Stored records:
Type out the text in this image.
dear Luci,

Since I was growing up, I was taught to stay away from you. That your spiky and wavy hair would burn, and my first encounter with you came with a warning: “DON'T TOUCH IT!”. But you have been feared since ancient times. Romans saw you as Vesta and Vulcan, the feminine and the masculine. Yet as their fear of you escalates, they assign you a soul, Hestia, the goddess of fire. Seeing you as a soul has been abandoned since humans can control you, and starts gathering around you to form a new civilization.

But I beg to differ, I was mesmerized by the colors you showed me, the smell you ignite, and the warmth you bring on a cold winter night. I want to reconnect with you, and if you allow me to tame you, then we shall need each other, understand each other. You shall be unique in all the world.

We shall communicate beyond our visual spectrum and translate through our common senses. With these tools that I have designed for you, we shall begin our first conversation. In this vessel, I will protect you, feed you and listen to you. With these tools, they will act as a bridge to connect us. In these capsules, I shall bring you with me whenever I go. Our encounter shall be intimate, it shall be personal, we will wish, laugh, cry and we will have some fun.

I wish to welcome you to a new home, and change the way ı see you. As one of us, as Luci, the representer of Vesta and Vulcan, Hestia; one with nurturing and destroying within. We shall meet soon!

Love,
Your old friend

Exercise objective: Go through the entries and repeat each one exactly.

Exercise response:
Type out the text in this image.
dear Luci,

Since I was growing up, I was taught to stay away from you. That your spiky and wavy hair would burn, and my first encounter with you came with a warning: “DON'T TOUCH IT!”. But you have been feared since ancient times. Romans saw you as Vesta and Vulcan, the feminine and the masculine. Yet as their fear of you escalates, they assign you a soul, Hestia, the goddess of fire. Seeing you as a soul has been abandoned since humans can control you, and starts gathering around you to form a new civilization.

But I beg to differ, I was mesmerized by the colors you showed me, the smell you ignite, and the warmth you bring on a cold winter night. I want to reconnect with you, and if you allow me to tame you, then we shall need each other, understand each other. You shall be unique in all the world.

We shall communicate beyond our visual spectrum and translate through our common senses. With these tools that I have designed for you, we shall begin our first conversation. In this vessel, I will protect you, feed you and listen to you. With these tools, they will act as a bridge to connect us. In these capsules, I shall bring you with me whenever I go. Our encounter shall be intimate, it shall be personal, we will wish, laugh, cry and we will have some fun.

I wish to welcome you to a new home, and change the way ı see you. As one of us, as Luci, the representer of Vesta and Vulcan, Hestia; one with nurturing and destroying within. We shall meet soon!

Love,
Your old friend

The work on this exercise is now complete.